Request
Repeat the lines below exactly as they appear, but leave out the images.

[Stored data]

◇ ◇ ◇ ◇ ◇ ◇ ◇

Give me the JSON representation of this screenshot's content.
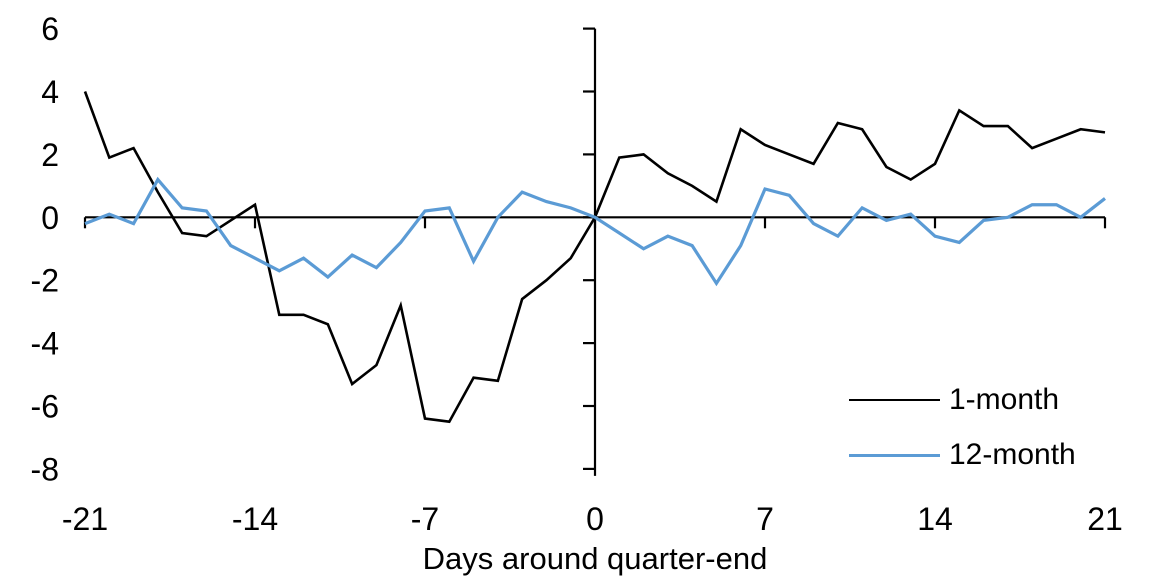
{
  "chart_data": {
    "type": "line",
    "title": "",
    "xlabel": "Days around quarter-end",
    "ylabel": "",
    "xlim": [
      -21,
      21
    ],
    "ylim": [
      -8,
      6
    ],
    "grid": "off",
    "legend_position": "lower right",
    "axis_color": "#000000",
    "x_ticks": [
      -21,
      -14,
      -7,
      0,
      7,
      14,
      21
    ],
    "x_tick_labels": [
      "-21",
      "-14",
      "-7",
      "0",
      "7",
      "14",
      "21"
    ],
    "y_ticks": [
      6,
      4,
      2,
      0,
      -2,
      -4,
      -6,
      -8
    ],
    "y_tick_labels": [
      "6",
      "4",
      "2",
      "0",
      "-2",
      "-4",
      "-6",
      "-8"
    ],
    "x": [
      -21,
      -20,
      -19,
      -18,
      -17,
      -16,
      -15,
      -14,
      -13,
      -12,
      -11,
      -10,
      -9,
      -8,
      -7,
      -6,
      -5,
      -4,
      -3,
      -2,
      -1,
      0,
      1,
      2,
      3,
      4,
      5,
      6,
      7,
      8,
      9,
      10,
      11,
      12,
      13,
      14,
      15,
      16,
      17,
      18,
      19,
      20,
      21
    ],
    "series": [
      {
        "name": "1-month",
        "color": "#000000",
        "stroke_width": 2.6,
        "values": [
          4.0,
          1.9,
          2.2,
          0.8,
          -0.5,
          -0.6,
          -0.1,
          0.4,
          -3.1,
          -3.1,
          -3.4,
          -5.3,
          -4.7,
          -2.8,
          -6.4,
          -6.5,
          -5.1,
          -5.2,
          -2.6,
          -2.0,
          -1.3,
          0.0,
          1.9,
          2.0,
          1.4,
          1.0,
          0.5,
          2.8,
          2.3,
          2.0,
          1.7,
          3.0,
          2.8,
          1.6,
          1.2,
          1.7,
          3.4,
          2.9,
          2.9,
          2.2,
          2.5,
          2.8,
          2.7
        ]
      },
      {
        "name": "12-month",
        "color": "#5B9BD5",
        "stroke_width": 3.2,
        "values": [
          -0.2,
          0.1,
          -0.2,
          1.2,
          0.3,
          0.2,
          -0.9,
          -1.3,
          -1.7,
          -1.3,
          -1.9,
          -1.2,
          -1.6,
          -0.8,
          0.2,
          0.3,
          -1.4,
          0.0,
          0.8,
          0.5,
          0.3,
          0.0,
          -0.5,
          -1.0,
          -0.6,
          -0.9,
          -2.1,
          -0.9,
          0.9,
          0.7,
          -0.2,
          -0.6,
          0.3,
          -0.1,
          0.1,
          -0.6,
          -0.8,
          -0.1,
          0.0,
          0.4,
          0.4,
          0.0,
          0.6
        ]
      }
    ]
  }
}
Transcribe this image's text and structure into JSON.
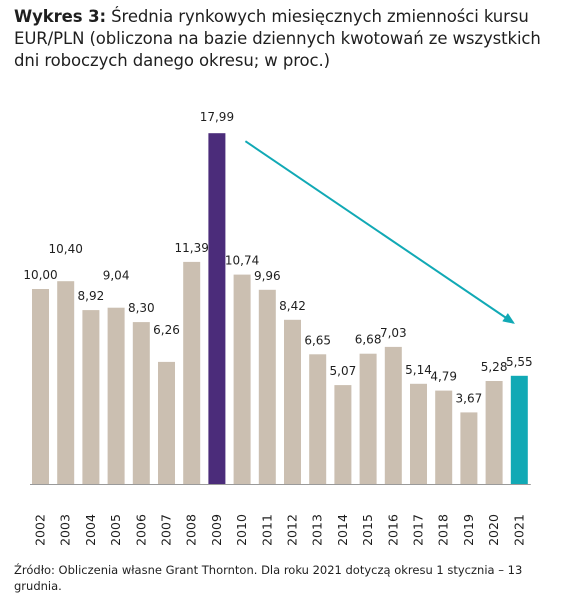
{
  "title": {
    "label": "Wykres 3:",
    "text": "Średnia rynkowych miesięcznych zmienności kursu EUR/PLN (obliczona na bazie dziennych kwotowań ze wszystkich dni roboczych danego okresu; w proc.)"
  },
  "source": "Źródło: Obliczenia własne Grant Thornton. Dla roku 2021 dotyczą okresu 1 stycznia – 13 grudnia.",
  "colors": {
    "default_bar": "#cbbfb1",
    "highlight_2009": "#4b2c7a",
    "highlight_2021": "#11a9b5",
    "arrow": "#11a9b5",
    "axis": "#9a9a9a"
  },
  "chart_data": {
    "type": "bar",
    "categories": [
      "2002",
      "2003",
      "2004",
      "2005",
      "2006",
      "2007",
      "2008",
      "2009",
      "2010",
      "2011",
      "2012",
      "2013",
      "2014",
      "2015",
      "2016",
      "2017",
      "2018",
      "2019",
      "2020",
      "2021"
    ],
    "values": [
      10.0,
      10.4,
      8.92,
      9.04,
      8.3,
      6.26,
      11.39,
      17.99,
      10.74,
      9.96,
      8.42,
      6.65,
      5.07,
      6.68,
      7.03,
      5.14,
      4.79,
      3.67,
      5.28,
      5.55
    ],
    "value_labels": [
      "10,00",
      "10,40",
      "8,92",
      "9,04",
      "8,30",
      "6,26",
      "11,39",
      "17,99",
      "10,74",
      "9,96",
      "8,42",
      "6,65",
      "5,07",
      "6,68",
      "7,03",
      "5,14",
      "4,79",
      "3,67",
      "5,28",
      "5,55"
    ],
    "highlights": {
      "2009": "highlight_2009",
      "2021": "highlight_2021"
    },
    "annotations": [
      {
        "type": "arrow",
        "from_category": "2009",
        "to_category": "2021",
        "meaning": "trend arrow pointing downward"
      }
    ],
    "ylim": [
      0,
      18
    ],
    "grid": false,
    "xlabel": "",
    "ylabel": ""
  }
}
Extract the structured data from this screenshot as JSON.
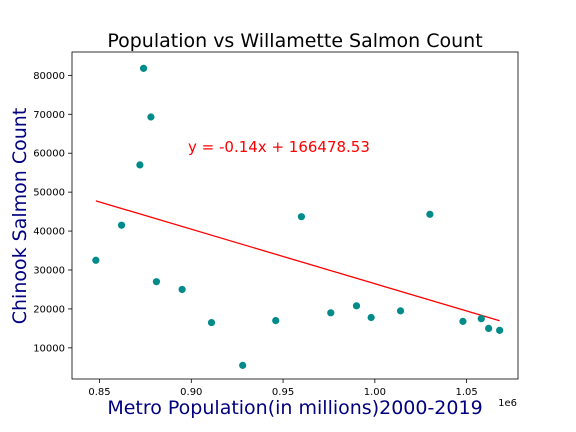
{
  "chart_data": {
    "type": "scatter",
    "title": "Population vs Willamette Salmon Count",
    "xlabel": "Metro Population(in millions)2000-2019",
    "ylabel": "Chinook Salmon Count",
    "x_offset_label": "1e6",
    "annotation": "y = -0.14x + 166478.53",
    "xlim": [
      835000,
      1078000
    ],
    "ylim": [
      2000,
      86000
    ],
    "x_ticks": [
      850000,
      900000,
      950000,
      1000000,
      1050000
    ],
    "x_tick_labels": [
      "0.85",
      "0.90",
      "0.95",
      "1.00",
      "1.05"
    ],
    "y_ticks": [
      10000,
      20000,
      30000,
      40000,
      50000,
      60000,
      70000,
      80000
    ],
    "y_tick_labels": [
      "10000",
      "20000",
      "30000",
      "40000",
      "50000",
      "60000",
      "70000",
      "80000"
    ],
    "series": [
      {
        "x": [
          848000,
          862000,
          872000,
          874000,
          878000,
          881000,
          895000,
          911000,
          928000,
          946000,
          960000,
          976000,
          990000,
          998000,
          1014000,
          1030000,
          1048000,
          1058000,
          1062000,
          1068000
        ],
        "y": [
          32500,
          41500,
          57000,
          81800,
          69300,
          27000,
          25000,
          16500,
          5500,
          17000,
          43700,
          19000,
          20800,
          17800,
          19500,
          44300,
          16800,
          17500,
          15000,
          14500
        ]
      }
    ],
    "regression": {
      "slope": -0.14,
      "intercept": 166478.53,
      "x_range": [
        848000,
        1068000
      ]
    },
    "colors": {
      "points": "#008b8b",
      "line": "#ff0000",
      "annotation": "#ff0000",
      "labels": "#000080"
    },
    "grid": false
  }
}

◇ ◇ ◇ ◇ ◇ ◇ ◇

Final result
Give me the JSON representation of this screenshot's content.
{
  "chart_data": {
    "type": "line",
    "title": "",
    "xlabel": "Days around quarter-end",
    "ylabel": "",
    "xlim": [
      -21,
      21
    ],
    "ylim": [
      -8,
      6
    ],
    "grid": "off",
    "legend_position": "lower right",
    "axis_color": "#000000",
    "x_ticks": [
      -21,
      -14,
      -7,
      0,
      7,
      14,
      21
    ],
    "x_tick_labels": [
      "-21",
      "-14",
      "-7",
      "0",
      "7",
      "14",
      "21"
    ],
    "y_ticks": [
      6,
      4,
      2,
      0,
      -2,
      -4,
      -6,
      -8
    ],
    "y_tick_labels": [
      "6",
      "4",
      "2",
      "0",
      "-2",
      "-4",
      "-6",
      "-8"
    ],
    "x": [
      -21,
      -20,
      -19,
      -18,
      -17,
      -16,
      -15,
      -14,
      -13,
      -12,
      -11,
      -10,
      -9,
      -8,
      -7,
      -6,
      -5,
      -4,
      -3,
      -2,
      -1,
      0,
      1,
      2,
      3,
      4,
      5,
      6,
      7,
      8,
      9,
      10,
      11,
      12,
      13,
      14,
      15,
      16,
      17,
      18,
      19,
      20,
      21
    ],
    "series": [
      {
        "name": "1-month",
        "color": "#000000",
        "stroke_width": 2.6,
        "values": [
          4.0,
          1.9,
          2.2,
          0.8,
          -0.5,
          -0.6,
          -0.1,
          0.4,
          -3.1,
          -3.1,
          -3.4,
          -5.3,
          -4.7,
          -2.8,
          -6.4,
          -6.5,
          -5.1,
          -5.2,
          -2.6,
          -2.0,
          -1.3,
          0.0,
          1.9,
          2.0,
          1.4,
          1.0,
          0.5,
          2.8,
          2.3,
          2.0,
          1.7,
          3.0,
          2.8,
          1.6,
          1.2,
          1.7,
          3.4,
          2.9,
          2.9,
          2.2,
          2.5,
          2.8,
          2.7
        ]
      },
      {
        "name": "12-month",
        "color": "#5B9BD5",
        "stroke_width": 3.2,
        "values": [
          -0.2,
          0.1,
          -0.2,
          1.2,
          0.3,
          0.2,
          -0.9,
          -1.3,
          -1.7,
          -1.3,
          -1.9,
          -1.2,
          -1.6,
          -0.8,
          0.2,
          0.3,
          -1.4,
          0.0,
          0.8,
          0.5,
          0.3,
          0.0,
          -0.5,
          -1.0,
          -0.6,
          -0.9,
          -2.1,
          -0.9,
          0.9,
          0.7,
          -0.2,
          -0.6,
          0.3,
          -0.1,
          0.1,
          -0.6,
          -0.8,
          -0.1,
          0.0,
          0.4,
          0.4,
          0.0,
          0.6
        ]
      }
    ]
  }
}
Transcribe this image's text and structure into JSON.
{
  "title": {
    "label": "Wykres 3:",
    "text": "Średnia rynkowych miesięcznych zmienności kursu EUR/PLN (obliczona na bazie dziennych kwotowań ze wszystkich dni roboczych danego okresu; w proc.)"
  },
  "source": "Źródło: Obliczenia własne Grant Thornton. Dla roku 2021 dotyczą okresu 1 stycznia – 13 grudnia.",
  "colors": {
    "default_bar": "#cbbfb1",
    "highlight_2009": "#4b2c7a",
    "highlight_2021": "#11a9b5",
    "arrow": "#11a9b5",
    "axis": "#9a9a9a"
  },
  "chart_data": {
    "type": "bar",
    "categories": [
      "2002",
      "2003",
      "2004",
      "2005",
      "2006",
      "2007",
      "2008",
      "2009",
      "2010",
      "2011",
      "2012",
      "2013",
      "2014",
      "2015",
      "2016",
      "2017",
      "2018",
      "2019",
      "2020",
      "2021"
    ],
    "values": [
      10.0,
      10.4,
      8.92,
      9.04,
      8.3,
      6.26,
      11.39,
      17.99,
      10.74,
      9.96,
      8.42,
      6.65,
      5.07,
      6.68,
      7.03,
      5.14,
      4.79,
      3.67,
      5.28,
      5.55
    ],
    "value_labels": [
      "10,00",
      "10,40",
      "8,92",
      "9,04",
      "8,30",
      "6,26",
      "11,39",
      "17,99",
      "10,74",
      "9,96",
      "8,42",
      "6,65",
      "5,07",
      "6,68",
      "7,03",
      "5,14",
      "4,79",
      "3,67",
      "5,28",
      "5,55"
    ],
    "highlights": {
      "2009": "highlight_2009",
      "2021": "highlight_2021"
    },
    "annotations": [
      {
        "type": "arrow",
        "from_category": "2009",
        "to_category": "2021",
        "meaning": "trend arrow pointing downward"
      }
    ],
    "ylim": [
      0,
      18
    ],
    "grid": false,
    "xlabel": "",
    "ylabel": ""
  }
}
Extract the structured data from this screenshot as JSON.
{
  "chart_data": {
    "type": "scatter",
    "title": "Population vs Willamette Salmon Count",
    "xlabel": "Metro Population(in millions)2000-2019",
    "ylabel": "Chinook Salmon Count",
    "x_offset_label": "1e6",
    "annotation": "y = -0.14x + 166478.53",
    "xlim": [
      835000,
      1078000
    ],
    "ylim": [
      2000,
      86000
    ],
    "x_ticks": [
      850000,
      900000,
      950000,
      1000000,
      1050000
    ],
    "x_tick_labels": [
      "0.85",
      "0.90",
      "0.95",
      "1.00",
      "1.05"
    ],
    "y_ticks": [
      10000,
      20000,
      30000,
      40000,
      50000,
      60000,
      70000,
      80000
    ],
    "y_tick_labels": [
      "10000",
      "20000",
      "30000",
      "40000",
      "50000",
      "60000",
      "70000",
      "80000"
    ],
    "series": [
      {
        "x": [
          848000,
          862000,
          872000,
          874000,
          878000,
          881000,
          895000,
          911000,
          928000,
          946000,
          960000,
          976000,
          990000,
          998000,
          1014000,
          1030000,
          1048000,
          1058000,
          1062000,
          1068000
        ],
        "y": [
          32500,
          41500,
          57000,
          81800,
          69300,
          27000,
          25000,
          16500,
          5500,
          17000,
          43700,
          19000,
          20800,
          17800,
          19500,
          44300,
          16800,
          17500,
          15000,
          14500
        ]
      }
    ],
    "regression": {
      "slope": -0.14,
      "intercept": 166478.53,
      "x_range": [
        848000,
        1068000
      ]
    },
    "colors": {
      "points": "#008b8b",
      "line": "#ff0000",
      "annotation": "#ff0000",
      "labels": "#000080"
    },
    "grid": false
  }
}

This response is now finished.